INSTRUCTIONS FOR THE TASK:
Repeat exactly, and only, the lines from the line bearing "Give me a plain-text" through the end of the material. Do not copy the pictures.

RECORDS TO PROCESS:
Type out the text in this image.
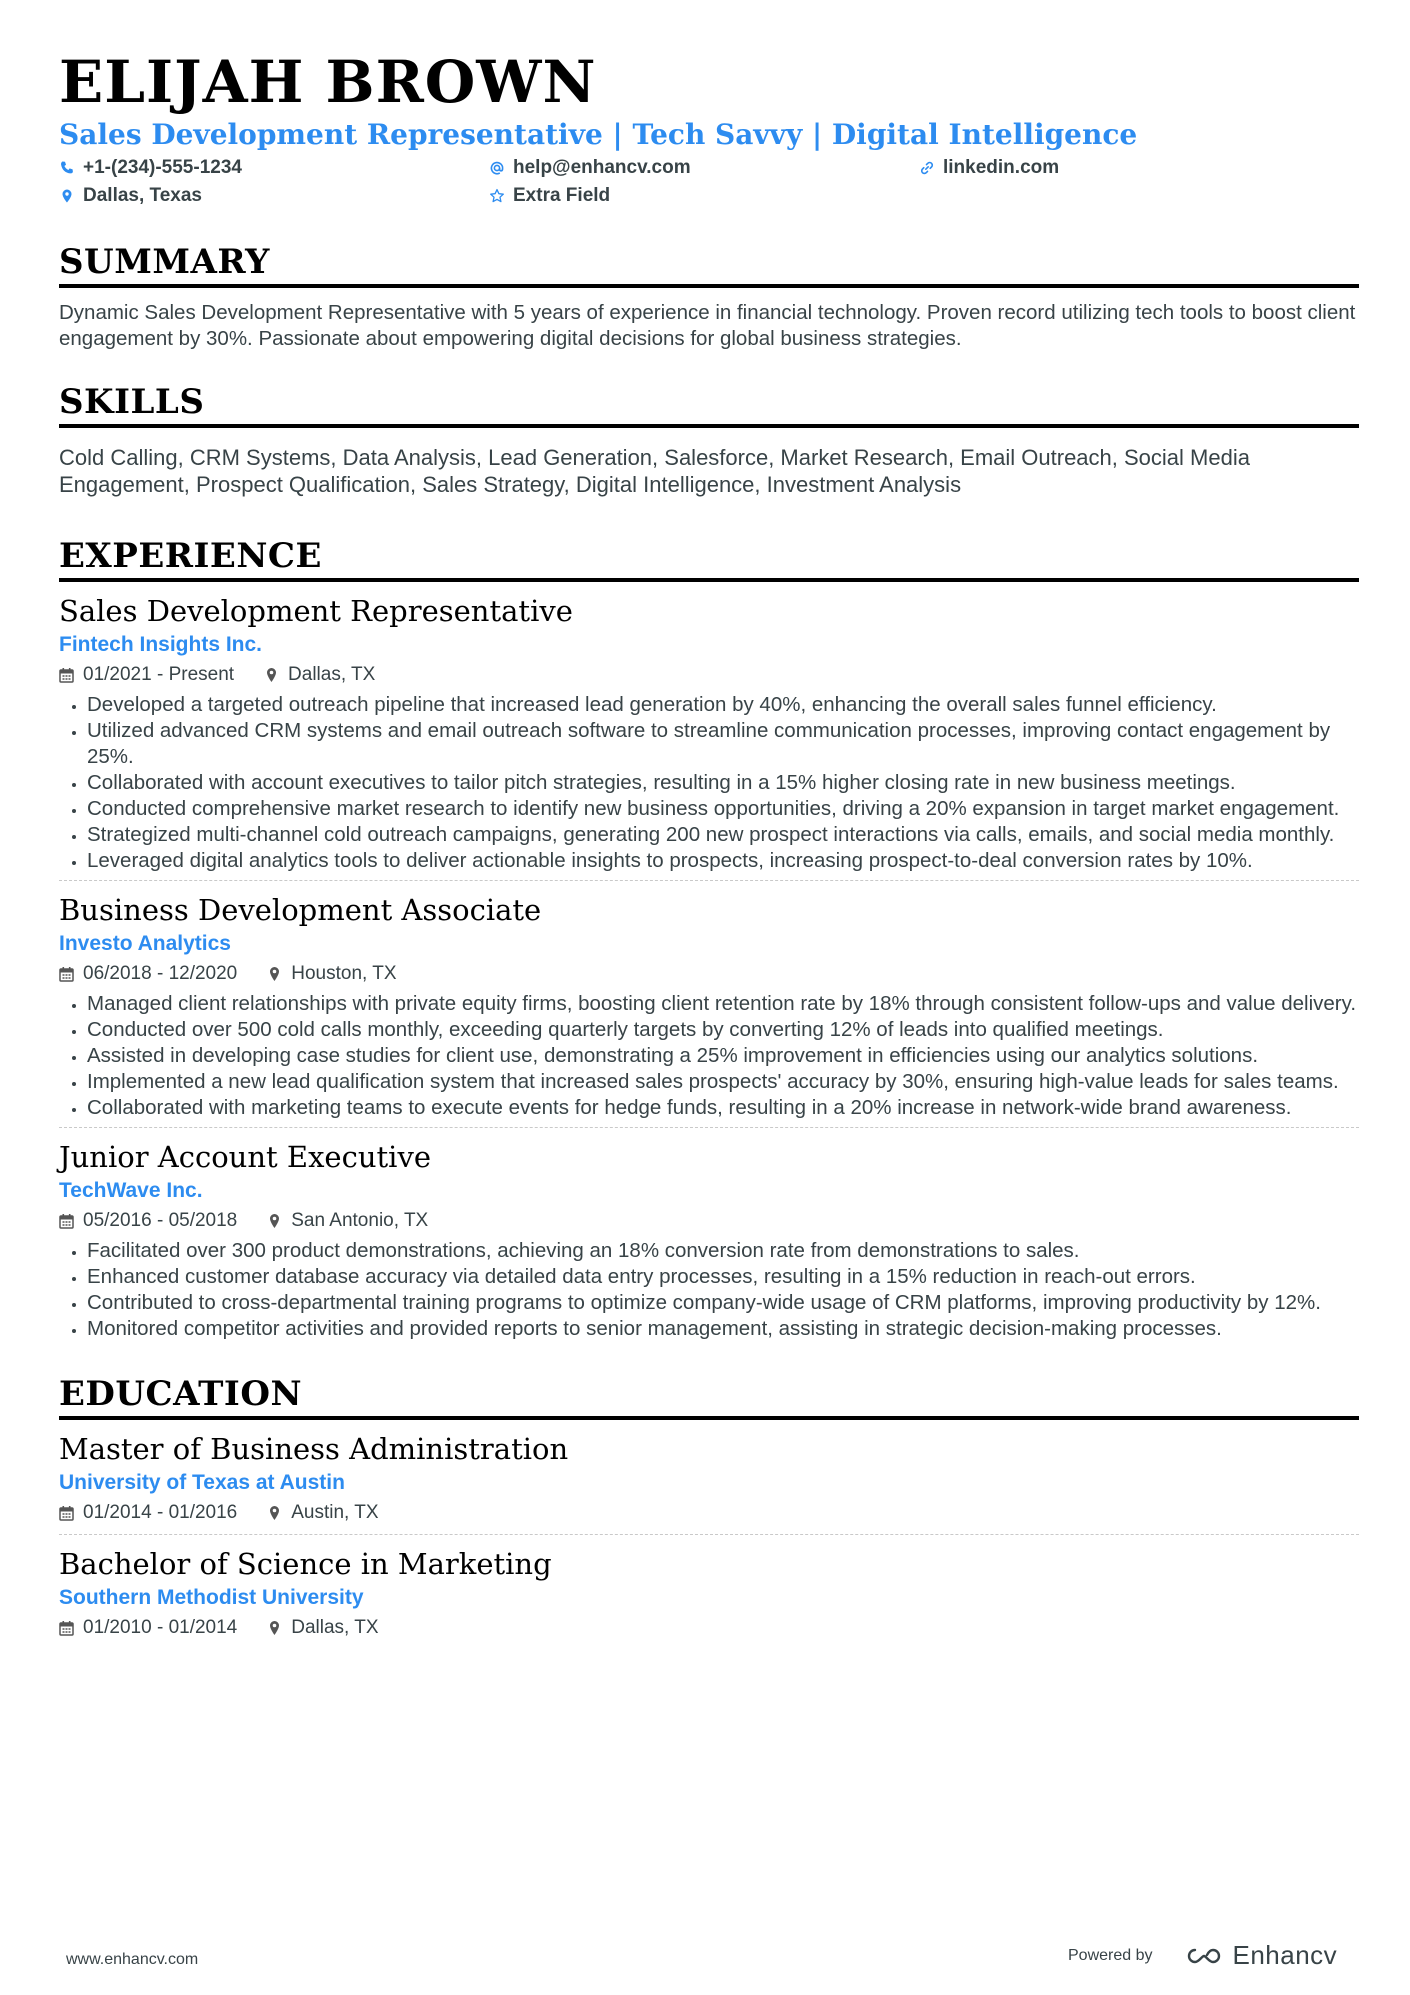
ELIJAH BROWN
Sales Development Representative | Tech Savvy | Digital Intelligence
+1-(234)-555-1234	help@enhancv.com	linkedin.com
Dallas, Texas	Extra Field
SUMMARY

Dynamic Sales Development Representative with 5 years of experience in financial technology. Proven record utilizing tech tools to boost client engagement by 30%. Passionate about empowering digital decisions for global business strategies.

SKILLS

Cold Calling, CRM Systems, Data Analysis, Lead Generation, Salesforce, Market Research, Email Outreach, Social Media Engagement, Prospect Qualification, Sales Strategy, Digital Intelligence, Investment Analysis

EXPERIENCE
Sales Development Representative
Fintech Insights Inc.
01/2021 - Present	Dallas, TX
• Developed a targeted outreach pipeline that increased lead generation by 40%, enhancing the overall sales funnel efficiency.
• Utilized advanced CRM systems and email outreach software to streamline communication processes, improving contact engagement by 25%.
• Collaborated with account executives to tailor pitch strategies, resulting in a 15% higher closing rate in new business meetings.
• Conducted comprehensive market research to identify new business opportunities, driving a 20% expansion in target market engagement.
• Strategized multi-channel cold outreach campaigns, generating 200 new prospect interactions via calls, emails, and social media monthly.
• Leveraged digital analytics tools to deliver actionable insights to prospects, increasing prospect-to-deal conversion rates by 10%.
Business Development Associate
Investo Analytics
06/2018 - 12/2020	Houston, TX
• Managed client relationships with private equity firms, boosting client retention rate by 18% through consistent follow-ups and value delivery.
• Conducted over 500 cold calls monthly, exceeding quarterly targets by converting 12% of leads into qualified meetings.
• Assisted in developing case studies for client use, demonstrating a 25% improvement in efficiencies using our analytics solutions.
• Implemented a new lead qualification system that increased sales prospects' accuracy by 30%, ensuring high-value leads for sales teams.
• Collaborated with marketing teams to execute events for hedge funds, resulting in a 20% increase in network-wide brand awareness.
Junior Account Executive
TechWave Inc.
05/2016 - 05/2018	San Antonio, TX
• Facilitated over 300 product demonstrations, achieving an 18% conversion rate from demonstrations to sales.
• Enhanced customer database accuracy via detailed data entry processes, resulting in a 15% reduction in reach-out errors.
• Contributed to cross-departmental training programs to optimize company-wide usage of CRM platforms, improving productivity by 12%.
• Monitored competitor activities and provided reports to senior management, assisting in strategic decision-making processes.
EDUCATION
Master of Business Administration
University of Texas at Austin
01/2014 - 01/2016	Austin, TX
Bachelor of Science in Marketing
Southern Methodist University
01/2010 - 01/2014	Dallas, TX
www.enhancv.com	Powered by	Enhancv
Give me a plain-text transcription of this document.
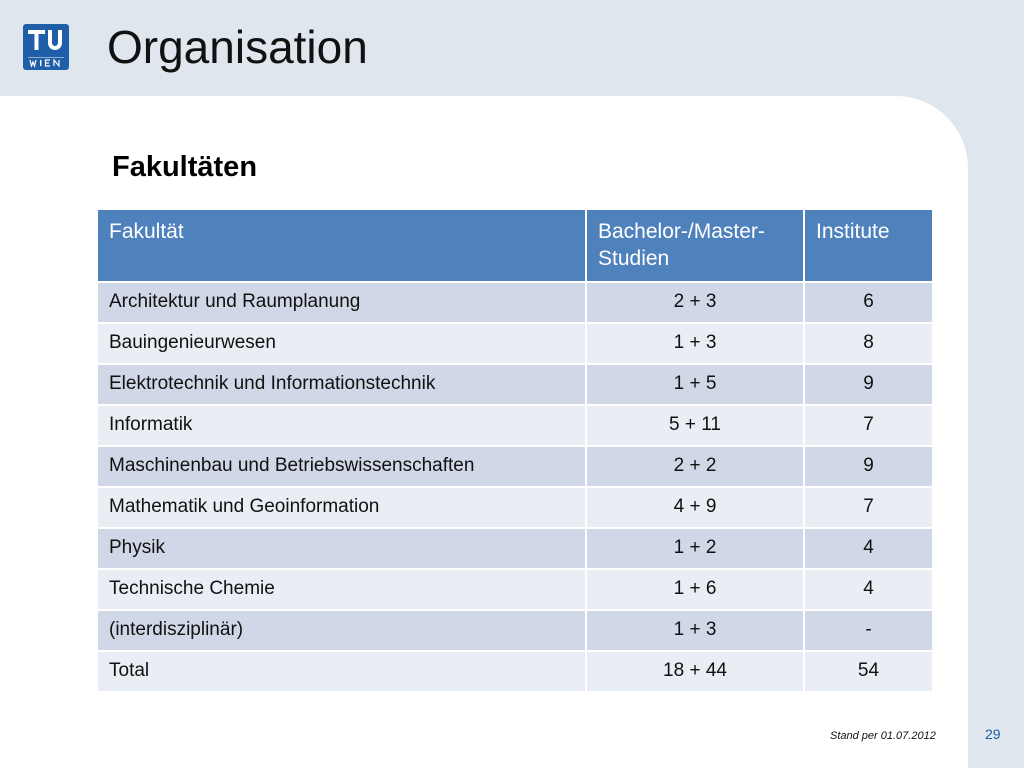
Organisation
Fakultäten
Fakultät	Bachelor-/Master-Studien	Institute
Architektur und Raumplanung	2 + 3	6
Bauingenieurwesen	1 + 3	8
Elektrotechnik und Informationstechnik	1 + 5	9
Informatik	5 + 11	7
Maschinenbau und Betriebswissenschaften	2 + 2	9
Mathematik und Geoinformation	4 + 9	7
Physik	1 + 2	4
Technische Chemie	1 + 6	4
(interdisziplinär)	1 + 3	-
Total	18 + 44	54
Stand per 01.07.2012	29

TASK OUTPUT:
Give me a plain-text transcription of this document.
Organisation
Fakultäten
Fakultät	Bachelor-/Master-Studien	Institute
Architektur und Raumplanung	2 + 3	6
Bauingenieurwesen	1 + 3	8
Elektrotechnik und Informationstechnik	1 + 5	9
Informatik	5 + 11	7
Maschinenbau und Betriebswissenschaften	2 + 2	9
Mathematik und Geoinformation	4 + 9	7
Physik	1 + 2	4
Technische Chemie	1 + 6	4
(interdisziplinär)	1 + 3	-
Total	18 + 44	54
Stand per 01.07.2012	29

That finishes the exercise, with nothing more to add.